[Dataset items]
==============================
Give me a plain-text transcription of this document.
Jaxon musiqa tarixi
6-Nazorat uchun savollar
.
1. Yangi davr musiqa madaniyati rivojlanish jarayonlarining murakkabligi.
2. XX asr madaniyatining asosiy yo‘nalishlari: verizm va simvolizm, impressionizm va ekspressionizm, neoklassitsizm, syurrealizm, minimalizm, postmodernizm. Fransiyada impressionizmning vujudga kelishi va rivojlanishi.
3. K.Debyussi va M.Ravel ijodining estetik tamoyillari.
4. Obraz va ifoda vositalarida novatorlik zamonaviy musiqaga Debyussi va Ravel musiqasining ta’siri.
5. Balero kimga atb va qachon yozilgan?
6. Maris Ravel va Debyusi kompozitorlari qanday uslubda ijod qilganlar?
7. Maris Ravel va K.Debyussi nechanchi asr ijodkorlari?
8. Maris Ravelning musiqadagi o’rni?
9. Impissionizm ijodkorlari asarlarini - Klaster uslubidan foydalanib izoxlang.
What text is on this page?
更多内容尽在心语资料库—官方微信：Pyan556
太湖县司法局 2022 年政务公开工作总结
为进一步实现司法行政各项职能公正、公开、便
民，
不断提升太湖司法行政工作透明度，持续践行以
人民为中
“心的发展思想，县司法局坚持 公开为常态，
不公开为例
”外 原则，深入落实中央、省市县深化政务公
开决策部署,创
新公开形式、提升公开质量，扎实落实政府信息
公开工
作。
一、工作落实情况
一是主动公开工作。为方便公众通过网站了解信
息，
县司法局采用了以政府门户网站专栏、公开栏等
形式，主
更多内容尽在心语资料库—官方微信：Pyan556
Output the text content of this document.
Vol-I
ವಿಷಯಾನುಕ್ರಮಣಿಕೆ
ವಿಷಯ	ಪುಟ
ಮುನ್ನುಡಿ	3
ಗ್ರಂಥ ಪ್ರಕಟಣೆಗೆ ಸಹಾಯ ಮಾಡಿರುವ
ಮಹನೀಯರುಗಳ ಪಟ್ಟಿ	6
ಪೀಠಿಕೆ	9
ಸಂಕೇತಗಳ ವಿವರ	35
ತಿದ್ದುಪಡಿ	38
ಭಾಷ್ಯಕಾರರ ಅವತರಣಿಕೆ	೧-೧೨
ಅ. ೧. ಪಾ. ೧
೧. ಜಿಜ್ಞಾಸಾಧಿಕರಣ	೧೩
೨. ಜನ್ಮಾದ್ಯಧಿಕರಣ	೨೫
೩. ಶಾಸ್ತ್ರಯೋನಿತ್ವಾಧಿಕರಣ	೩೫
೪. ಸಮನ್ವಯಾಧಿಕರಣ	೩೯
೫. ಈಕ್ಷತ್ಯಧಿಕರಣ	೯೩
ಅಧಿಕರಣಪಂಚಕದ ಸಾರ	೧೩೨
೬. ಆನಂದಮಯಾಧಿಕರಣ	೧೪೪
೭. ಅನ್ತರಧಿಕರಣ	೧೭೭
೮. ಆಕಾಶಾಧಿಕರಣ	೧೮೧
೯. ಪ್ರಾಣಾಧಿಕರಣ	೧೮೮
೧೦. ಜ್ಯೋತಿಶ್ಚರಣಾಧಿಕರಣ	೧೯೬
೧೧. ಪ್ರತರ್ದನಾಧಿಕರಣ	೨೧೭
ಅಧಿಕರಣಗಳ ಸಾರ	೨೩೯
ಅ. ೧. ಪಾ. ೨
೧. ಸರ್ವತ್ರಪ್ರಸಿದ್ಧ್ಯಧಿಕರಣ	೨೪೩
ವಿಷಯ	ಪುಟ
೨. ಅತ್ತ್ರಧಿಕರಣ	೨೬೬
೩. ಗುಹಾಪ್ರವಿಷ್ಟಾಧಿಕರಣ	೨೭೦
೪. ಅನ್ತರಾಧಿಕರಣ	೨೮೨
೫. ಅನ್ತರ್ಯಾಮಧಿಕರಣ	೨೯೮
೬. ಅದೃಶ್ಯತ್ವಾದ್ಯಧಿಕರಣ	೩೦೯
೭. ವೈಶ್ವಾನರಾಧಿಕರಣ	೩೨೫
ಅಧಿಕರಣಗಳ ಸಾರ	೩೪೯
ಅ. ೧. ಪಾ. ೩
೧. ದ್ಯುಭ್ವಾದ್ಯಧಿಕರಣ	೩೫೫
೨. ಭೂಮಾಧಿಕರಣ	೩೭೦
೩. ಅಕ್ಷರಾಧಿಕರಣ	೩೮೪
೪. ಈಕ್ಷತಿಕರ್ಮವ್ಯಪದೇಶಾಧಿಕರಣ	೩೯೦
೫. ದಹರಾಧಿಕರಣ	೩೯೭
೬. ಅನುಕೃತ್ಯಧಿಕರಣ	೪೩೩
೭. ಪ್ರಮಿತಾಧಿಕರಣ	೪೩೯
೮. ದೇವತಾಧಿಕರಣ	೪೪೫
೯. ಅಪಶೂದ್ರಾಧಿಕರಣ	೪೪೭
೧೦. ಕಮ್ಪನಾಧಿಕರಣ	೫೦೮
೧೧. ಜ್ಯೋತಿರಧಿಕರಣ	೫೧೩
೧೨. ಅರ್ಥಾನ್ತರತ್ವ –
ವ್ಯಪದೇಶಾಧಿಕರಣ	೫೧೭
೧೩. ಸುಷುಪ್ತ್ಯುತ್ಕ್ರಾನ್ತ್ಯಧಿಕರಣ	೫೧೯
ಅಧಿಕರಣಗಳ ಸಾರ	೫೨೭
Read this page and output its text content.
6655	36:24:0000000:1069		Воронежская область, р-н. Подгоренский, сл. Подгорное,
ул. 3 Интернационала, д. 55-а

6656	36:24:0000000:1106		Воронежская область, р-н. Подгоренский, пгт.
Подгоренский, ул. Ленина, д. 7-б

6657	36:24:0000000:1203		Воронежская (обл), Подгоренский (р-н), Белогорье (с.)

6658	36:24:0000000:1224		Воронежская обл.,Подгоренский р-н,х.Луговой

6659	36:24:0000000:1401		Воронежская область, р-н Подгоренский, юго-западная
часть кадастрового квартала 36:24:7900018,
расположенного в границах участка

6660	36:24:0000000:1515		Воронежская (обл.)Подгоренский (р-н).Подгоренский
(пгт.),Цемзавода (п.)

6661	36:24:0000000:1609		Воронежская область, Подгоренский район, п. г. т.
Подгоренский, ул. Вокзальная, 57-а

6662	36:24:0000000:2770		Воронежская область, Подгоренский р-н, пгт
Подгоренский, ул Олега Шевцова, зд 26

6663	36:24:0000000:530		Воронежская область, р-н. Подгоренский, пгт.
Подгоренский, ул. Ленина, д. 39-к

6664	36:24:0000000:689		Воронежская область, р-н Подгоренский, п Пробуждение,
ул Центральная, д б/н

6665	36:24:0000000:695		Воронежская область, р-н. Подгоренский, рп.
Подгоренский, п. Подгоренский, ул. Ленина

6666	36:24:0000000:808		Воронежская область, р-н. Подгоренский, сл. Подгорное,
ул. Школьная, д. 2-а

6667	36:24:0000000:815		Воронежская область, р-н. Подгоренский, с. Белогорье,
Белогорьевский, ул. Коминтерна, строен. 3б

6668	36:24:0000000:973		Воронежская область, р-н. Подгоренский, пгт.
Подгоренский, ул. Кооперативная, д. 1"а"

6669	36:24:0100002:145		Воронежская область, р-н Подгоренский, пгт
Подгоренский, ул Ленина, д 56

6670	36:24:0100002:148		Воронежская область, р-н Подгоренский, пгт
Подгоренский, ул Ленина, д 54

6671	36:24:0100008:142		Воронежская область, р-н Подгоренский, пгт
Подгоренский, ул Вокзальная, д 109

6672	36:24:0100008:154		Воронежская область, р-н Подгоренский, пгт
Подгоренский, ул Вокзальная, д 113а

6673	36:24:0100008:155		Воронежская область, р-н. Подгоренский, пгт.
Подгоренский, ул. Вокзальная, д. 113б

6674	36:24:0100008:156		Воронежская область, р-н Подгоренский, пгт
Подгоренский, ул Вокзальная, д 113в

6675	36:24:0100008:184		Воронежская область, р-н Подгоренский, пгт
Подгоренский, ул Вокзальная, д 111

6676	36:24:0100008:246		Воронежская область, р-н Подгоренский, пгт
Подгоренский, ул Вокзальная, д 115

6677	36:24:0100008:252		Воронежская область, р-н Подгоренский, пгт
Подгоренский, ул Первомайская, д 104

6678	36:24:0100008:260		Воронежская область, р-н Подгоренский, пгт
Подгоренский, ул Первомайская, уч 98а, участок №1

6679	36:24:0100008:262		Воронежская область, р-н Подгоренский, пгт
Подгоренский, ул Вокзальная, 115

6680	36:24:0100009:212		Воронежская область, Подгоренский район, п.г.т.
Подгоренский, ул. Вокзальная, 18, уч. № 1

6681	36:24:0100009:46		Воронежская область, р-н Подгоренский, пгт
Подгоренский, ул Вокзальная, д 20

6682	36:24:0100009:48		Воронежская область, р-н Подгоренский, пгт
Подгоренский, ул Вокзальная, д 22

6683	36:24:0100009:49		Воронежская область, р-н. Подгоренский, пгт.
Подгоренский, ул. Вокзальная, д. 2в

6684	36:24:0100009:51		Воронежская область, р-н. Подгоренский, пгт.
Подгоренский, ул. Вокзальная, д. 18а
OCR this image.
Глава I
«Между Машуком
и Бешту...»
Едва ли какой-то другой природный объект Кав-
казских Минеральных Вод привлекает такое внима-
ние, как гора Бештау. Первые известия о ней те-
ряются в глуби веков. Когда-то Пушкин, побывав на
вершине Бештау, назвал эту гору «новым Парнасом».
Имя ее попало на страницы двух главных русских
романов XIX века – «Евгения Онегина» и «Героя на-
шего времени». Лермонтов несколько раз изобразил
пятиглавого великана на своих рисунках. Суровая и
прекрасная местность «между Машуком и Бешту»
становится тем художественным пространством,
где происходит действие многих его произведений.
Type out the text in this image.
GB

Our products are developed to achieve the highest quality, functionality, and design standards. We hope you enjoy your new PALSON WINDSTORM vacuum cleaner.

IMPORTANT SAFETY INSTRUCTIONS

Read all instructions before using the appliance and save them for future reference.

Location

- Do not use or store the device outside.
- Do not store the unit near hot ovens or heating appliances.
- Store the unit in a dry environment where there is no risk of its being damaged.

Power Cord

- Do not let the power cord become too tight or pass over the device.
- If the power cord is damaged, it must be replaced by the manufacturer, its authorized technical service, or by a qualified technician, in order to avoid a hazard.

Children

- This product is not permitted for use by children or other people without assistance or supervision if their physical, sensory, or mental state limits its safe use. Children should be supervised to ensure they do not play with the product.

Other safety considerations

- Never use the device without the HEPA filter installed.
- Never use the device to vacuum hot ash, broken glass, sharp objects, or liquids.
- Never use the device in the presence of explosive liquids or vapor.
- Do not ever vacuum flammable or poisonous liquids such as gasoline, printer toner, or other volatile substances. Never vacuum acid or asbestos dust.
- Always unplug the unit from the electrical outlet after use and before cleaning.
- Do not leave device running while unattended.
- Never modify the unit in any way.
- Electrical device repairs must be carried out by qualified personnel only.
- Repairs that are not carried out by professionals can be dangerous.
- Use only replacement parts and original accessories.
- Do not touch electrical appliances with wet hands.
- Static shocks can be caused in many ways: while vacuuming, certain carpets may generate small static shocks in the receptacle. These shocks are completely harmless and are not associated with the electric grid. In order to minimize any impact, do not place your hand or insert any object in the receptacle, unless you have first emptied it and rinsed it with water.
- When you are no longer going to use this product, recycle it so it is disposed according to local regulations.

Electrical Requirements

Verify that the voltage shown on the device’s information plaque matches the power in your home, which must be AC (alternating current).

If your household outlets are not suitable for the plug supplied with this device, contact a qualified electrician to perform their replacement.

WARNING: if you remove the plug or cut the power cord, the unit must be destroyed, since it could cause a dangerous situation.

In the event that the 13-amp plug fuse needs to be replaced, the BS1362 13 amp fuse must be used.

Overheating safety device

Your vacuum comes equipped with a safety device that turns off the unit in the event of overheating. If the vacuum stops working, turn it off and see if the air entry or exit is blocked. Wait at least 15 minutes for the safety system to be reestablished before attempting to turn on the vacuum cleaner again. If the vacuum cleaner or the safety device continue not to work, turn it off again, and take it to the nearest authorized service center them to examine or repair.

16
==============================
__Exercise__
Give the number of lines in the records above that contain the word "Debyussi". Reply with that number alone.

__Solution to this task__
3